**Your instructions**. Reply with one number: the count of lines in the listing that contain the string "formula".

Chart and figure data
* * * *
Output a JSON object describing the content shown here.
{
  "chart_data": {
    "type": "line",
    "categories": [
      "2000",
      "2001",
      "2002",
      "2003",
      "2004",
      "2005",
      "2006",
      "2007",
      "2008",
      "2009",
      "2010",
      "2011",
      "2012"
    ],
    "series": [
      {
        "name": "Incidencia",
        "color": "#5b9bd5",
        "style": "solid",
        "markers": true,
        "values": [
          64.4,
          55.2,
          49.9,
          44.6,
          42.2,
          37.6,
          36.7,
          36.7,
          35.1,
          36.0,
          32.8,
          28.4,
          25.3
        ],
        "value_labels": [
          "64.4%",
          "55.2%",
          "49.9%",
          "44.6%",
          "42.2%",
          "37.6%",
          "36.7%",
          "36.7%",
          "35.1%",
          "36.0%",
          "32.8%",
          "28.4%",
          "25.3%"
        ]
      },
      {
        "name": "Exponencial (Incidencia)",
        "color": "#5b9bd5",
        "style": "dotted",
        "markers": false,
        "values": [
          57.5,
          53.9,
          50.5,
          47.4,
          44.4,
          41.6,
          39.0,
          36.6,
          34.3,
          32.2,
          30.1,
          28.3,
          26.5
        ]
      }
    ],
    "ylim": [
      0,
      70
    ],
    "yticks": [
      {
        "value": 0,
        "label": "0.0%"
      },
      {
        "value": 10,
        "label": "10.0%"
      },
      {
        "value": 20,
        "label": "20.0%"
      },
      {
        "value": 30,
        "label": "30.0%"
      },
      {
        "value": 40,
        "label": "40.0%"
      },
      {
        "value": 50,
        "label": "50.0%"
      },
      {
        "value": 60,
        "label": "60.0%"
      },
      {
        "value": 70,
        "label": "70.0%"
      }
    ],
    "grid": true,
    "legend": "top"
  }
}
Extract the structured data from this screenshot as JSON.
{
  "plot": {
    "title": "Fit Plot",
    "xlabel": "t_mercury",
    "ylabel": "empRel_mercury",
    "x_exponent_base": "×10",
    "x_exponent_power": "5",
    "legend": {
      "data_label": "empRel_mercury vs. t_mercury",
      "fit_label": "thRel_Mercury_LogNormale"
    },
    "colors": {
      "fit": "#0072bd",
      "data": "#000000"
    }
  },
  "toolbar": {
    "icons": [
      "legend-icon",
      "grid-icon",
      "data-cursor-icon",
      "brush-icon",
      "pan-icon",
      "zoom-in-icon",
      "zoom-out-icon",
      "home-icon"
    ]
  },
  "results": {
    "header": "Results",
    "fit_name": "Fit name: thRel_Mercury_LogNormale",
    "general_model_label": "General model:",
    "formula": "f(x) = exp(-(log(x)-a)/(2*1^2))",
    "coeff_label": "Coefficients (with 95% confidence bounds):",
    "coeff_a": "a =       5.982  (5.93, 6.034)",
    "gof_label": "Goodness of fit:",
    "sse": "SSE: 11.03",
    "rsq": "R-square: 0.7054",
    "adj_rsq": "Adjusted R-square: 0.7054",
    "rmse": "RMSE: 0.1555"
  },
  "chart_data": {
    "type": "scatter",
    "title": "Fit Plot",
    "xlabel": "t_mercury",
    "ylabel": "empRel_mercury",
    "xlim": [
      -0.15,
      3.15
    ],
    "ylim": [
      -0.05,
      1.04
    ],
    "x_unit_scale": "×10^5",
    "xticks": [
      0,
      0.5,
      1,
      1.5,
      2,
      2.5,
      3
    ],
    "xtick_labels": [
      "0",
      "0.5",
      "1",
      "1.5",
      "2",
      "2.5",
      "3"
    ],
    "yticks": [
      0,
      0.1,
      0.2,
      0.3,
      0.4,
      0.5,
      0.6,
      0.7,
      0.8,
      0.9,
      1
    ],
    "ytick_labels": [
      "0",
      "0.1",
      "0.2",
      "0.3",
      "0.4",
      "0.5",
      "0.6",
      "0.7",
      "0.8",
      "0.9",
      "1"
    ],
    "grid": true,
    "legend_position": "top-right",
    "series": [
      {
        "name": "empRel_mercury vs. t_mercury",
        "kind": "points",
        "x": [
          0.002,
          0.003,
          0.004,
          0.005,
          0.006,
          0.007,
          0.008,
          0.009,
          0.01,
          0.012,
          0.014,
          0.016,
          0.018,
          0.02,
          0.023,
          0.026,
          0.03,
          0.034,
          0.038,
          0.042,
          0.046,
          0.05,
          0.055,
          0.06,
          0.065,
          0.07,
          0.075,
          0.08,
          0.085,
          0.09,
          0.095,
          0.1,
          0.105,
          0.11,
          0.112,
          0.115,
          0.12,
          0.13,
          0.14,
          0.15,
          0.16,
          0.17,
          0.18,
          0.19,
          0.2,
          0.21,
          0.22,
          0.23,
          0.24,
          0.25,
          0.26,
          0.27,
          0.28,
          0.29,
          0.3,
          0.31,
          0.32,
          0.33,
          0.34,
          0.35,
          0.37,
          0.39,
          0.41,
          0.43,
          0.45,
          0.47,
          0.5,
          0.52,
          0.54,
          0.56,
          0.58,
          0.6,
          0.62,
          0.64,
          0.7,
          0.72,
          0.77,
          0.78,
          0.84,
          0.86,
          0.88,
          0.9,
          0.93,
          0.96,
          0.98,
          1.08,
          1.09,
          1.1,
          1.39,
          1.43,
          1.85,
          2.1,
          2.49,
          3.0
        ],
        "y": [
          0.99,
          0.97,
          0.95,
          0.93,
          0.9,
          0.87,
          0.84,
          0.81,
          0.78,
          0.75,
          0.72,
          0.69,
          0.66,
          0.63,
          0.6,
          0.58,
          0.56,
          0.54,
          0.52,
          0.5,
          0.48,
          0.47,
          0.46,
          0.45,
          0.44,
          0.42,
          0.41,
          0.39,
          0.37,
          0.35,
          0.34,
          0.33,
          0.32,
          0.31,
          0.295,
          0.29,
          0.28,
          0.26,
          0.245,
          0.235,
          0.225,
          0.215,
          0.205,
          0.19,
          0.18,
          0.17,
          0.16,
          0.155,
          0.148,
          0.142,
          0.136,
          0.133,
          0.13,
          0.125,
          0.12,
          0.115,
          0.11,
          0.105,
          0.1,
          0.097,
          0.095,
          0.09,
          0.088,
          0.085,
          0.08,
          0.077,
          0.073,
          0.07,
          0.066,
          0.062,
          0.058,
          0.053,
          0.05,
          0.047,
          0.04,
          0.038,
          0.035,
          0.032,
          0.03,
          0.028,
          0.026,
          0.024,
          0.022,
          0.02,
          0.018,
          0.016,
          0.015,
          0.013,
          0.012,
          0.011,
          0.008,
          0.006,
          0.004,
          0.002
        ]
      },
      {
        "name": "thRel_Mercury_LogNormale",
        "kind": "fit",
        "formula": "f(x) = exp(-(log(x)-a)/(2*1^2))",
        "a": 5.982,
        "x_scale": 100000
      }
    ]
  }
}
* * * *
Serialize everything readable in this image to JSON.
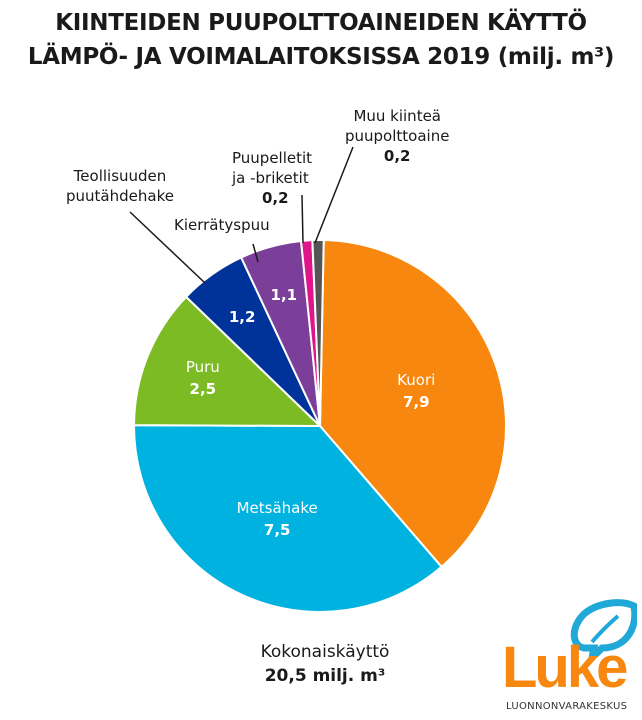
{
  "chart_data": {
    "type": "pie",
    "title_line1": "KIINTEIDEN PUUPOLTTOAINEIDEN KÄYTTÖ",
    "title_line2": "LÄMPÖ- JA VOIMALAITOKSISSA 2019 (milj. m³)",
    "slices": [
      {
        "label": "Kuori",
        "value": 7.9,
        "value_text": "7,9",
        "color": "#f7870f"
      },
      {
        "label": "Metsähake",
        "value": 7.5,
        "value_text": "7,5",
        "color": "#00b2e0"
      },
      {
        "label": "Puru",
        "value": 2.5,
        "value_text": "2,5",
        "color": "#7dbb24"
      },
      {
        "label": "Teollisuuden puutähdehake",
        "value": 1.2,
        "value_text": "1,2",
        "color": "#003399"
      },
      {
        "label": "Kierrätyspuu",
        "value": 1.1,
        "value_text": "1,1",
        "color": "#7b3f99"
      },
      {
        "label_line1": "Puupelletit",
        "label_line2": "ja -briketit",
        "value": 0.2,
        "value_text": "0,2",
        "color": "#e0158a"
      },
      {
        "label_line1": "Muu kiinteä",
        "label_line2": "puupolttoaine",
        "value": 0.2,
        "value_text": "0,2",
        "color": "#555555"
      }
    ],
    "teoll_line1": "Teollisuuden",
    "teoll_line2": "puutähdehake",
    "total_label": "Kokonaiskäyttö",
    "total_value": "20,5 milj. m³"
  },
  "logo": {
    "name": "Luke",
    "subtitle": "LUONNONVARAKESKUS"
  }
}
* * * *
**Solution**. 2